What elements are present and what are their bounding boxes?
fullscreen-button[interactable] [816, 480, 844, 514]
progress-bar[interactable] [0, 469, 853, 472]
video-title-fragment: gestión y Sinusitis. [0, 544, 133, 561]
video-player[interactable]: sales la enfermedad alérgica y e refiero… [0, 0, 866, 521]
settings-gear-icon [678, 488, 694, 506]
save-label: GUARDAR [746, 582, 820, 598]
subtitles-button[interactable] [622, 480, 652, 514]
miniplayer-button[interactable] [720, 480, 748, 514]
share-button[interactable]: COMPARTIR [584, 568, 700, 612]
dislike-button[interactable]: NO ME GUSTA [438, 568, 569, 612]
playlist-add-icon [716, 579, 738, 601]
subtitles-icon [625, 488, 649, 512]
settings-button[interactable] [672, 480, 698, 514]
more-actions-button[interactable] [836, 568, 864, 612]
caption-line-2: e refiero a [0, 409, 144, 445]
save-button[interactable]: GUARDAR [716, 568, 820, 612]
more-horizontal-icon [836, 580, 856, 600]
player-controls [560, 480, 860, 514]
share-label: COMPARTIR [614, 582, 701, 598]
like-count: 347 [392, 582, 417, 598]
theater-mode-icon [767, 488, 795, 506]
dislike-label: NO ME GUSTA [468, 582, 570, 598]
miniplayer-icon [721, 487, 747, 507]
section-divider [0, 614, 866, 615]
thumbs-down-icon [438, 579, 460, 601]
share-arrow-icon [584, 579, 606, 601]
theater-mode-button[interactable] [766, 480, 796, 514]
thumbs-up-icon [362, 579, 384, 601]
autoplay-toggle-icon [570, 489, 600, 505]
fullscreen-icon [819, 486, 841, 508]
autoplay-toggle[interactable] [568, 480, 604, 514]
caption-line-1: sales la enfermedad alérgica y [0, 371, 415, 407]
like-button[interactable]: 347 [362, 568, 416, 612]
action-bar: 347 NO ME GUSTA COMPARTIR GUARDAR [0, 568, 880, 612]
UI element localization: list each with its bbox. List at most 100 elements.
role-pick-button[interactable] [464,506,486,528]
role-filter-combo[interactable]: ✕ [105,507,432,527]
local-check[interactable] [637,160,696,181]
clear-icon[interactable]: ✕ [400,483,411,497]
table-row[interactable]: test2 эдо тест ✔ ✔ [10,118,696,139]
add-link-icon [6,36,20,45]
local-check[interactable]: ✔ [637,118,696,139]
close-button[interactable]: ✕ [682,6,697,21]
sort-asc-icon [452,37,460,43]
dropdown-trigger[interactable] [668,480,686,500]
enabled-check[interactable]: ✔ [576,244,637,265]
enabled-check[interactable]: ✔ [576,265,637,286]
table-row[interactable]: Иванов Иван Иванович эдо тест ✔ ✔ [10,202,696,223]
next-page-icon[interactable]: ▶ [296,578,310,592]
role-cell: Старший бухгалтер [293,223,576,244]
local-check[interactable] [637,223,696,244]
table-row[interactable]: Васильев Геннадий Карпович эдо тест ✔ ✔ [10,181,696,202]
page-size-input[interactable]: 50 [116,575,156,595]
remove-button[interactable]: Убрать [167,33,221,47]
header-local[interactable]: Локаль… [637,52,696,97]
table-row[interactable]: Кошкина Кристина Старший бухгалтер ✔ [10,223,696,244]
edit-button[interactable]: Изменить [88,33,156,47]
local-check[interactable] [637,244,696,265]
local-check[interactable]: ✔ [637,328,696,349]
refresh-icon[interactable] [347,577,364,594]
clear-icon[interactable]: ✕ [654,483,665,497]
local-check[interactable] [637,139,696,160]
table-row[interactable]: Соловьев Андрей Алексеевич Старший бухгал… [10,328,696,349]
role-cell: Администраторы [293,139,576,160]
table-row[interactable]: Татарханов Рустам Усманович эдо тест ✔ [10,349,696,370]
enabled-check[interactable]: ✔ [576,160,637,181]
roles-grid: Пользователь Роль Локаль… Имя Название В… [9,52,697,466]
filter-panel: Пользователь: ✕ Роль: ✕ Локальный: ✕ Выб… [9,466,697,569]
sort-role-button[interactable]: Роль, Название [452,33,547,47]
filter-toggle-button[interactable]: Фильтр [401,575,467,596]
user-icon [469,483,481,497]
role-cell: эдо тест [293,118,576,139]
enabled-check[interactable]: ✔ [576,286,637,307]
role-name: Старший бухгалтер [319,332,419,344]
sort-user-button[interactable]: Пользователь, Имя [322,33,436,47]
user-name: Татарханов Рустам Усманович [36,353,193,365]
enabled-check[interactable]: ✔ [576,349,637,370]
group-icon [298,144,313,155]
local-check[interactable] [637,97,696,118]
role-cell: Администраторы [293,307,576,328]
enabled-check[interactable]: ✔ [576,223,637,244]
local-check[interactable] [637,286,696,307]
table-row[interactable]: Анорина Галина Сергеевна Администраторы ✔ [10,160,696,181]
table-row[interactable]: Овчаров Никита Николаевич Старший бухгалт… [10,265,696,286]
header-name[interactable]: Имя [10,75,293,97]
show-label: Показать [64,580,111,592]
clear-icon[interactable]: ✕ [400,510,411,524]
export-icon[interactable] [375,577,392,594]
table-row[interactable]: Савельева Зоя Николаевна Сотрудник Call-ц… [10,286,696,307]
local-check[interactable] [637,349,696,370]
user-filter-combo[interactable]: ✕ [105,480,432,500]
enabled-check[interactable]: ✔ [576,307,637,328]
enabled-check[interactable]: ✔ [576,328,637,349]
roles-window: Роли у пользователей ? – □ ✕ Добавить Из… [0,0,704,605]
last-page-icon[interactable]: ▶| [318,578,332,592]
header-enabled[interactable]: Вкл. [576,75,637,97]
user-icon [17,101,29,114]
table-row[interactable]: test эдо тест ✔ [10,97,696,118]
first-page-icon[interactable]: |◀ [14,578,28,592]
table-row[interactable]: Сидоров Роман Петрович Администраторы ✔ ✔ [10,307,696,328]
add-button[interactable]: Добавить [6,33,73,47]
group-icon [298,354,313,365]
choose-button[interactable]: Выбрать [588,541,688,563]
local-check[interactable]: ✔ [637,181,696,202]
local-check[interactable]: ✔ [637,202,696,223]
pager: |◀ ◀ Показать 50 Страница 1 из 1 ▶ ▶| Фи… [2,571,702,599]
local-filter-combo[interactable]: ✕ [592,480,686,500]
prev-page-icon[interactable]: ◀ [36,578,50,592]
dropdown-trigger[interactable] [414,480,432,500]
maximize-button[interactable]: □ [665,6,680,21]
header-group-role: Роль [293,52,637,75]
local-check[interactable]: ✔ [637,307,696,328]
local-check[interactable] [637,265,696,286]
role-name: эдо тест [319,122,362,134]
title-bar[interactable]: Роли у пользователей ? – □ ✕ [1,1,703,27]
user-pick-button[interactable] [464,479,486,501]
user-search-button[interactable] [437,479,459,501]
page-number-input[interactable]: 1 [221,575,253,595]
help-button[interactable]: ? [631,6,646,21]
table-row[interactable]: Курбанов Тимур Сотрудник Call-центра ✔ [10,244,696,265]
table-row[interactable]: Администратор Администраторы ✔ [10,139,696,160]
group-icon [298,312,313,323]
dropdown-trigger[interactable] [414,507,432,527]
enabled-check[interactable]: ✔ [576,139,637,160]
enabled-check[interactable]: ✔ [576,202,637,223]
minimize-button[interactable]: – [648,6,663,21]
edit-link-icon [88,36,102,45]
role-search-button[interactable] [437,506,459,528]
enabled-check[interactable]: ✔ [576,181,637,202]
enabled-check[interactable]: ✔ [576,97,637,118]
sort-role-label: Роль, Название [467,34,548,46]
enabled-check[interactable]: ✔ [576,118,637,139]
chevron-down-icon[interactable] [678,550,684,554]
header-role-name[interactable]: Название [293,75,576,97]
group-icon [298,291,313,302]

● INSTRUCTIONS FOR THE TASK
Copy out every row above word for word.

● OUTPUT FOR THIS EXERCISE
What elements are present and what are their bounding boxes?
fullscreen-button[interactable] [816, 480, 844, 514]
progress-bar[interactable] [0, 469, 853, 472]
video-title-fragment: gestión y Sinusitis. [0, 544, 133, 561]
video-player[interactable]: sales la enfermedad alérgica y e refiero… [0, 0, 866, 521]
settings-gear-icon [678, 488, 694, 506]
save-label: GUARDAR [746, 582, 820, 598]
subtitles-button[interactable] [622, 480, 652, 514]
miniplayer-button[interactable] [720, 480, 748, 514]
share-button[interactable]: COMPARTIR [584, 568, 700, 612]
dislike-button[interactable]: NO ME GUSTA [438, 568, 569, 612]
playlist-add-icon [716, 579, 738, 601]
subtitles-icon [625, 488, 649, 512]
settings-button[interactable] [672, 480, 698, 514]
more-actions-button[interactable] [836, 568, 864, 612]
caption-line-2: e refiero a [0, 409, 144, 445]
save-button[interactable]: GUARDAR [716, 568, 820, 612]
more-horizontal-icon [836, 580, 856, 600]
player-controls [560, 480, 860, 514]
share-label: COMPARTIR [614, 582, 701, 598]
like-count: 347 [392, 582, 417, 598]
theater-mode-icon [767, 488, 795, 506]
dislike-label: NO ME GUSTA [468, 582, 570, 598]
miniplayer-icon [721, 487, 747, 507]
section-divider [0, 614, 866, 615]
thumbs-down-icon [438, 579, 460, 601]
share-arrow-icon [584, 579, 606, 601]
theater-mode-button[interactable] [766, 480, 796, 514]
thumbs-up-icon [362, 579, 384, 601]
autoplay-toggle-icon [570, 489, 600, 505]
fullscreen-icon [819, 486, 841, 508]
autoplay-toggle[interactable] [568, 480, 604, 514]
caption-line-1: sales la enfermedad alérgica y [0, 371, 415, 407]
like-button[interactable]: 347 [362, 568, 416, 612]
action-bar: 347 NO ME GUSTA COMPARTIR GUARDAR [0, 568, 880, 612]
UI element localization: list each with its bbox. List at most 100 elements.
role-pick-button[interactable] [464,506,486,528]
role-filter-combo[interactable]: ✕ [105,507,432,527]
local-check[interactable] [637,160,696,181]
clear-icon[interactable]: ✕ [400,483,411,497]
table-row[interactable]: test2 эдо тест ✔ ✔ [10,118,696,139]
add-link-icon [6,36,20,45]
local-check[interactable]: ✔ [637,118,696,139]
close-button[interactable]: ✕ [682,6,697,21]
sort-asc-icon [452,37,460,43]
dropdown-trigger[interactable] [668,480,686,500]
enabled-check[interactable]: ✔ [576,244,637,265]
enabled-check[interactable]: ✔ [576,265,637,286]
table-row[interactable]: Иванов Иван Иванович эдо тест ✔ ✔ [10,202,696,223]
next-page-icon[interactable]: ▶ [296,578,310,592]
role-cell: Старший бухгалтер [293,223,576,244]
local-check[interactable] [637,223,696,244]
table-row[interactable]: Васильев Геннадий Карпович эдо тест ✔ ✔ [10,181,696,202]
page-size-input[interactable]: 50 [116,575,156,595]
remove-button[interactable]: Убрать [167,33,221,47]
header-local[interactable]: Локаль… [637,52,696,97]
table-row[interactable]: Кошкина Кристина Старший бухгалтер ✔ [10,223,696,244]
edit-button[interactable]: Изменить [88,33,156,47]
local-check[interactable] [637,244,696,265]
local-check[interactable]: ✔ [637,328,696,349]
refresh-icon[interactable] [347,577,364,594]
clear-icon[interactable]: ✕ [654,483,665,497]
local-check[interactable] [637,139,696,160]
table-row[interactable]: Соловьев Андрей Алексеевич Старший бухгал… [10,328,696,349]
role-cell: Администраторы [293,139,576,160]
table-row[interactable]: Татарханов Рустам Усманович эдо тест ✔ [10,349,696,370]
enabled-check[interactable]: ✔ [576,160,637,181]
roles-grid: Пользователь Роль Локаль… Имя Название В… [9,52,697,466]
filter-panel: Пользователь: ✕ Роль: ✕ Локальный: ✕ Выб… [9,466,697,569]
sort-role-button[interactable]: Роль, Название [452,33,547,47]
filter-toggle-button[interactable]: Фильтр [401,575,467,596]
user-icon [469,483,481,497]
role-cell: эдо тест [293,118,576,139]
enabled-check[interactable]: ✔ [576,286,637,307]
role-name: Старший бухгалтер [319,332,419,344]
sort-user-button[interactable]: Пользователь, Имя [322,33,436,47]
user-name: Татарханов Рустам Усманович [36,353,193,365]
enabled-check[interactable]: ✔ [576,349,637,370]
group-icon [298,144,313,155]
local-check[interactable] [637,97,696,118]
role-cell: Администраторы [293,307,576,328]
enabled-check[interactable]: ✔ [576,223,637,244]
local-check[interactable] [637,286,696,307]
table-row[interactable]: Анорина Галина Сергеевна Администраторы ✔ [10,160,696,181]
table-row[interactable]: Овчаров Никита Николаевич Старший бухгалт… [10,265,696,286]
header-name[interactable]: Имя [10,75,293,97]
show-label: Показать [64,580,111,592]
clear-icon[interactable]: ✕ [400,510,411,524]
export-icon[interactable] [375,577,392,594]
table-row[interactable]: Савельева Зоя Николаевна Сотрудник Call-ц… [10,286,696,307]
local-check[interactable] [637,349,696,370]
user-filter-combo[interactable]: ✕ [105,480,432,500]
enabled-check[interactable]: ✔ [576,307,637,328]
enabled-check[interactable]: ✔ [576,328,637,349]
roles-window: Роли у пользователей ? – □ ✕ Добавить Из… [0,0,704,605]
last-page-icon[interactable]: ▶| [318,578,332,592]
header-enabled[interactable]: Вкл. [576,75,637,97]
user-icon [17,101,29,114]
table-row[interactable]: test эдо тест ✔ [10,97,696,118]
first-page-icon[interactable]: |◀ [14,578,28,592]
table-row[interactable]: Сидоров Роман Петрович Администраторы ✔ ✔ [10,307,696,328]
add-button[interactable]: Добавить [6,33,73,47]
group-icon [298,354,313,365]
choose-button[interactable]: Выбрать [588,541,688,563]
local-check[interactable]: ✔ [637,181,696,202]
local-check[interactable]: ✔ [637,202,696,223]
pager: |◀ ◀ Показать 50 Страница 1 из 1 ▶ ▶| Фи… [2,571,702,599]
local-filter-combo[interactable]: ✕ [592,480,686,500]
prev-page-icon[interactable]: ◀ [36,578,50,592]
dropdown-trigger[interactable] [414,480,432,500]
maximize-button[interactable]: □ [665,6,680,21]
header-group-role: Роль [293,52,637,75]
local-check[interactable]: ✔ [637,307,696,328]
local-check[interactable] [637,265,696,286]
role-name: эдо тест [319,122,362,134]
title-bar[interactable]: Роли у пользователей ? – □ ✕ [1,1,703,27]
user-pick-button[interactable] [464,479,486,501]
user-search-button[interactable] [437,479,459,501]
page-number-input[interactable]: 1 [221,575,253,595]
help-button[interactable]: ? [631,6,646,21]
table-row[interactable]: Курбанов Тимур Сотрудник Call-центра ✔ [10,244,696,265]
table-row[interactable]: Администратор Администраторы ✔ [10,139,696,160]
group-icon [298,312,313,323]
dropdown-trigger[interactable] [414,507,432,527]
enabled-check[interactable]: ✔ [576,139,637,160]
enabled-check[interactable]: ✔ [576,202,637,223]
minimize-button[interactable]: – [648,6,663,21]
edit-link-icon [88,36,102,45]
role-search-button[interactable] [437,506,459,528]
enabled-check[interactable]: ✔ [576,181,637,202]
enabled-check[interactable]: ✔ [576,97,637,118]
sort-role-label: Роль, Название [467,34,548,46]
enabled-check[interactable]: ✔ [576,118,637,139]
chevron-down-icon[interactable] [678,550,684,554]
header-role-name[interactable]: Название [293,75,576,97]
group-icon [298,291,313,302]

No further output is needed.